(The problem)
Sift the listing for lines that hold the string "juillet" and pull them out.

# # # #

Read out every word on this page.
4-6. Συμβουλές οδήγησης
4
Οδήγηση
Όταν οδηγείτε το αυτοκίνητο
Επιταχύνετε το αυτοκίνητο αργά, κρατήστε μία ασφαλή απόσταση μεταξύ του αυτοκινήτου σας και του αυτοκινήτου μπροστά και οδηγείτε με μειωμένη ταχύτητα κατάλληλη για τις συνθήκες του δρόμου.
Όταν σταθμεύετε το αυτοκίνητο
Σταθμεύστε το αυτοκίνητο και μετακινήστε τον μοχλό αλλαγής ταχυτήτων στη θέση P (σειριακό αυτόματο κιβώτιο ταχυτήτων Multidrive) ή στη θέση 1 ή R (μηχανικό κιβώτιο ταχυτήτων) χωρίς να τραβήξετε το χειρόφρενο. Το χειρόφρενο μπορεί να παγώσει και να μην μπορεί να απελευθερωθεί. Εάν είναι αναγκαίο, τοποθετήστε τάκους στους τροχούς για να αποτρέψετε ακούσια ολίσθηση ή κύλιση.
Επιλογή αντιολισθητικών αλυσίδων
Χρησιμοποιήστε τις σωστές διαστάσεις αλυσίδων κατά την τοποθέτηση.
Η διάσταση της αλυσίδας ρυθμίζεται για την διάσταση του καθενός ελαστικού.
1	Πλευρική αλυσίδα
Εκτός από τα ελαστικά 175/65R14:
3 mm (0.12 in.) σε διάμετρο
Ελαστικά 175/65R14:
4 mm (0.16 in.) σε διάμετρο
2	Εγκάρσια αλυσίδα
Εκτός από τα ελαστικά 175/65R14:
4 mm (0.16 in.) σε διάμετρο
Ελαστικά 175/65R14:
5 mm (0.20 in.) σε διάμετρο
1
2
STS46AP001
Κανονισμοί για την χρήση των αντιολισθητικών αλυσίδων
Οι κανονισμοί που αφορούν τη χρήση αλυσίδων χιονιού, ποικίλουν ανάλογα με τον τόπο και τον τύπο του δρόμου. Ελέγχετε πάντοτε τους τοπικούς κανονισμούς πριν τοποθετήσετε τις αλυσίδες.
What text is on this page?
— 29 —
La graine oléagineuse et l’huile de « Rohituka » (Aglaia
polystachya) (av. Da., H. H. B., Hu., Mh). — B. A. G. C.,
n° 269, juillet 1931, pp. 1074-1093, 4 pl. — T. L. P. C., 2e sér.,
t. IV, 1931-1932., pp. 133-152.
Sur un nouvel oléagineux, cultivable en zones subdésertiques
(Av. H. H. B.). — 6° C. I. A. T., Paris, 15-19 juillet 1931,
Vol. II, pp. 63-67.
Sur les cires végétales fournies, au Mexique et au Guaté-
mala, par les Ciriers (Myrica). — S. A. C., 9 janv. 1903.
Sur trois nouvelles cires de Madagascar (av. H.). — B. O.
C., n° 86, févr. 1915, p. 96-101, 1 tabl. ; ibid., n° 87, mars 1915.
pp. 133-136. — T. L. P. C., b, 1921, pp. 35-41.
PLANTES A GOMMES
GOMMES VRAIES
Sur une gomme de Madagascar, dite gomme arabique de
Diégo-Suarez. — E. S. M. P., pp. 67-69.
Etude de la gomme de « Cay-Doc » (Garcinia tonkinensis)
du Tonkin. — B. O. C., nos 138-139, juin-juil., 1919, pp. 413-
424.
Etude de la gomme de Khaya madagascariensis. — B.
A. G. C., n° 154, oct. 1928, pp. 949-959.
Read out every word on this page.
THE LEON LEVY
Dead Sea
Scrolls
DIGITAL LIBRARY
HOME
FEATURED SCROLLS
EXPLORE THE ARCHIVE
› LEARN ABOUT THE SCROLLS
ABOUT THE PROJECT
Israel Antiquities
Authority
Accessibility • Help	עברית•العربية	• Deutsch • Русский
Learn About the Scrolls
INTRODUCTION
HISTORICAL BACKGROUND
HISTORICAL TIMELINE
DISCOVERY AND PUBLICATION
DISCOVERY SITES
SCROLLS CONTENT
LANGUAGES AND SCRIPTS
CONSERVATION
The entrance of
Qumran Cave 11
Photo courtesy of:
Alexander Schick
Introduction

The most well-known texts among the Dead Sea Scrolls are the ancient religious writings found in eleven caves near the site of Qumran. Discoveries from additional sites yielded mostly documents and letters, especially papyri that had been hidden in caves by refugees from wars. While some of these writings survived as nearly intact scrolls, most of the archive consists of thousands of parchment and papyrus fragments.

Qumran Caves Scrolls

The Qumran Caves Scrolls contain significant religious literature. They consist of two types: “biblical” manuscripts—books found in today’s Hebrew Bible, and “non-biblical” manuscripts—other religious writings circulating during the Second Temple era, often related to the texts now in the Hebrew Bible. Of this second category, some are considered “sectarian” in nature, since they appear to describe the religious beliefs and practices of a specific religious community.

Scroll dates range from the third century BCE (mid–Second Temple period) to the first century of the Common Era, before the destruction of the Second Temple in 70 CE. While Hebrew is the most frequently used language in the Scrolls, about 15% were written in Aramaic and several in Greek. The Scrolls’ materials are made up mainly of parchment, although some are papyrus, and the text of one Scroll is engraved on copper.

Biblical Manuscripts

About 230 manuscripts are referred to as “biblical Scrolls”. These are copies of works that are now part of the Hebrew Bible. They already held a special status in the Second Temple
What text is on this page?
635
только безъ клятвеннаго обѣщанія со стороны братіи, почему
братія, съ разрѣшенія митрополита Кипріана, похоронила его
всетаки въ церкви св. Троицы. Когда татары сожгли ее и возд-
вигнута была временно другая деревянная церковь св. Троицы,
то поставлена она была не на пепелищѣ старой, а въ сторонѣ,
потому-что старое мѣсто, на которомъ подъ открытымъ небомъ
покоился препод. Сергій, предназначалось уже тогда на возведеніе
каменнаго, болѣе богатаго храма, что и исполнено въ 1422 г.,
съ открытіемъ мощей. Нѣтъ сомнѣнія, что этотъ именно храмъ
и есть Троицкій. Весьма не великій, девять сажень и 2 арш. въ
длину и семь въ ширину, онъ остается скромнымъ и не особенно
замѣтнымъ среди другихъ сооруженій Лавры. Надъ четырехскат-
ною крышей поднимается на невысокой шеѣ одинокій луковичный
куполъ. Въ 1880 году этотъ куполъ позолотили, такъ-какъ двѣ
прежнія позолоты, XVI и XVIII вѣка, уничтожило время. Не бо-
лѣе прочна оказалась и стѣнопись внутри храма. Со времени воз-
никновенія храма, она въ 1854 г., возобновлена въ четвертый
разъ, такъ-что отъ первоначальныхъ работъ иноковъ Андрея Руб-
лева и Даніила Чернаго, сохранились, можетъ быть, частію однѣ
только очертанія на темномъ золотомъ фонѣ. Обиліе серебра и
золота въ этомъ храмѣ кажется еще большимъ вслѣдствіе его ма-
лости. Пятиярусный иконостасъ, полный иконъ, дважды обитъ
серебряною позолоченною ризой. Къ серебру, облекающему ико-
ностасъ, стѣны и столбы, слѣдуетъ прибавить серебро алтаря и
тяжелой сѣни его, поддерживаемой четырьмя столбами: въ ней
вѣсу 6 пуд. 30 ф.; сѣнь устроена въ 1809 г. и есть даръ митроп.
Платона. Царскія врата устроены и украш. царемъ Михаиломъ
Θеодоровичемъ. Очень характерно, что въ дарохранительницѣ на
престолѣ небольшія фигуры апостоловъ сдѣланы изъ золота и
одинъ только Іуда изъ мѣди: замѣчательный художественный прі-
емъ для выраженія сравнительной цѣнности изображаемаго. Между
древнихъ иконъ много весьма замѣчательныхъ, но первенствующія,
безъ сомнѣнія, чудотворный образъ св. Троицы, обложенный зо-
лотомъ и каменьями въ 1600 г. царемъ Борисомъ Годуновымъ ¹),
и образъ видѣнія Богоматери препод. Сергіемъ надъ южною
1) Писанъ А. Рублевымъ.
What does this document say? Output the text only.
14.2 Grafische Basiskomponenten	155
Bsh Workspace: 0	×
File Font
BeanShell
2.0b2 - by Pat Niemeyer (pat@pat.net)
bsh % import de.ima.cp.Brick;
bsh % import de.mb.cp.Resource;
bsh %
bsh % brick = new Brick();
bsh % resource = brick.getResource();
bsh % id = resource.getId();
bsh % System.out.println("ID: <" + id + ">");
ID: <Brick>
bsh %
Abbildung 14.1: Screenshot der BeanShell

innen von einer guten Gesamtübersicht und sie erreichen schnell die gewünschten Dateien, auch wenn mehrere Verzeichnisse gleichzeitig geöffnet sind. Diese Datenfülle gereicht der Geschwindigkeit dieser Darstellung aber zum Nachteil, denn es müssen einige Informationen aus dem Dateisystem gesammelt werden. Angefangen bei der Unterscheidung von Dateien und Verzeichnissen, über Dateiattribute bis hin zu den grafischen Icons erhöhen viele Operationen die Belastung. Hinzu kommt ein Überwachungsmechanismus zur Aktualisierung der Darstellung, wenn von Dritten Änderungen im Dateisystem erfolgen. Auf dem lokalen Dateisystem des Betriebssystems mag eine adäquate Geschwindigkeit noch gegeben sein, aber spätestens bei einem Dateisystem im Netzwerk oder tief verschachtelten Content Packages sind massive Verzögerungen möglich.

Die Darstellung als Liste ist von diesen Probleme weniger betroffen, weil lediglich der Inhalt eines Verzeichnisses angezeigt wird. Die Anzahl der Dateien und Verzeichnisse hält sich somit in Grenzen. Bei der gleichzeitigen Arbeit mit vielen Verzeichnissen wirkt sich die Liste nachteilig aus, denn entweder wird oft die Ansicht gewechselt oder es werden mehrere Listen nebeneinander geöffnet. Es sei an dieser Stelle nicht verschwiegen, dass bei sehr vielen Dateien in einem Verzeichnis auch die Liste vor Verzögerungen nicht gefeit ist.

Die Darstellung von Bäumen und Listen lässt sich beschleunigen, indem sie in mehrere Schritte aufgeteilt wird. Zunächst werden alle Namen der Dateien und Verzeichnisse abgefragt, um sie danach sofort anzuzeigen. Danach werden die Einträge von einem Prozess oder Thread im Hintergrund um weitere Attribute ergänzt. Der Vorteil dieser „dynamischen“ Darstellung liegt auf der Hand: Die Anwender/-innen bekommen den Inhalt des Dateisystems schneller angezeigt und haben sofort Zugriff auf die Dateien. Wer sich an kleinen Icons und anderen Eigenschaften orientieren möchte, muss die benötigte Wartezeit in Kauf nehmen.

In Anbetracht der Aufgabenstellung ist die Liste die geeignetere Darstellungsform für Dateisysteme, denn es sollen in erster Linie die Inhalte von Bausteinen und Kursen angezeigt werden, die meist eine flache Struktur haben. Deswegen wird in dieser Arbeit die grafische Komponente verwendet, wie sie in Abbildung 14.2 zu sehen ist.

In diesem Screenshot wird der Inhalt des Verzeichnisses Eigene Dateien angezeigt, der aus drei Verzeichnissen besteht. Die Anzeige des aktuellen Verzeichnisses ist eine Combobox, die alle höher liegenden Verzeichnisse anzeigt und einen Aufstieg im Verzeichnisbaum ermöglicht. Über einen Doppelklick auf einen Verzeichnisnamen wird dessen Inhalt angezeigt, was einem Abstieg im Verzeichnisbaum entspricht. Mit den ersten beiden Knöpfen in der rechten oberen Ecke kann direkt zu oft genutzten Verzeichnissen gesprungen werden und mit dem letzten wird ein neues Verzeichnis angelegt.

# # # #

(Answer to the task)
n° 269, juillet 1931, pp. 1074-1093, 4 pl. — T. L. P. C., 2e sér.,
(Av. H. H. B.). — 6° C. I. A. T., Paris, 15-19 juillet 1931,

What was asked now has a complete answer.